§ **AIM OF THE TASK**:
Copy the data exactly; pictures stay out of the copy.

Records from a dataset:
-- START --
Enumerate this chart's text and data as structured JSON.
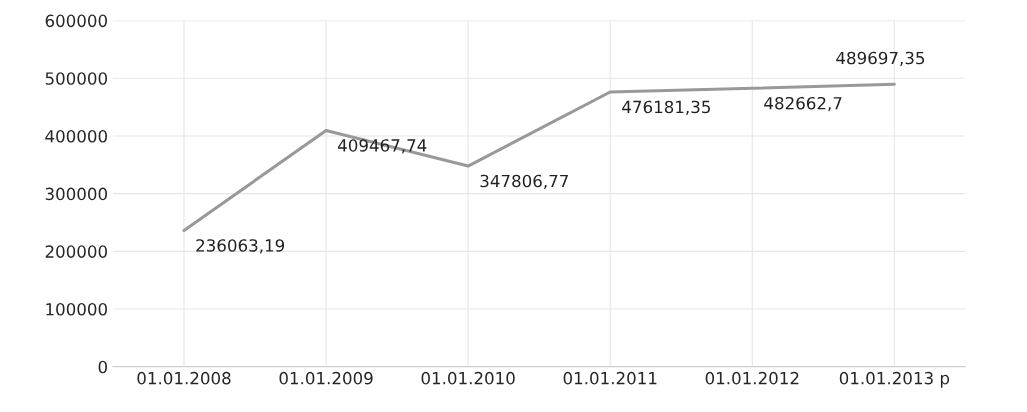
{
  "chart_data": {
    "type": "line",
    "categories": [
      "01.01.2008",
      "01.01.2009",
      "01.01.2010",
      "01.01.2011",
      "01.01.2012",
      "01.01.2013 р"
    ],
    "series": [
      {
        "color": "#999999",
        "values": [
          236063.19,
          409467.74,
          347806.77,
          476181.35,
          482662.7,
          489697.35
        ],
        "value_labels": [
          "236063,19",
          "409467,74",
          "347806,77",
          "476181,35",
          "482662,7",
          "489697,35"
        ]
      }
    ],
    "ylim": [
      0,
      600000
    ],
    "yticks": [
      0,
      100000,
      200000,
      300000,
      400000,
      500000,
      600000
    ],
    "grid": true,
    "marker": "none",
    "line_style": "solid",
    "legend": false
  }
}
-- END --
§ **THE SOLUTION**:
Enumerate this chart's text and data as structured JSON.
{
  "chart_data": {
    "type": "line",
    "categories": [
      "01.01.2008",
      "01.01.2009",
      "01.01.2010",
      "01.01.2011",
      "01.01.2012",
      "01.01.2013 р"
    ],
    "series": [
      {
        "color": "#999999",
        "values": [
          236063.19,
          409467.74,
          347806.77,
          476181.35,
          482662.7,
          489697.35
        ],
        "value_labels": [
          "236063,19",
          "409467,74",
          "347806,77",
          "476181,35",
          "482662,7",
          "489697,35"
        ]
      }
    ],
    "ylim": [
      0,
      600000
    ],
    "yticks": [
      0,
      100000,
      200000,
      300000,
      400000,
      500000,
      600000
    ],
    "grid": true,
    "marker": "none",
    "line_style": "solid",
    "legend": false
  }
}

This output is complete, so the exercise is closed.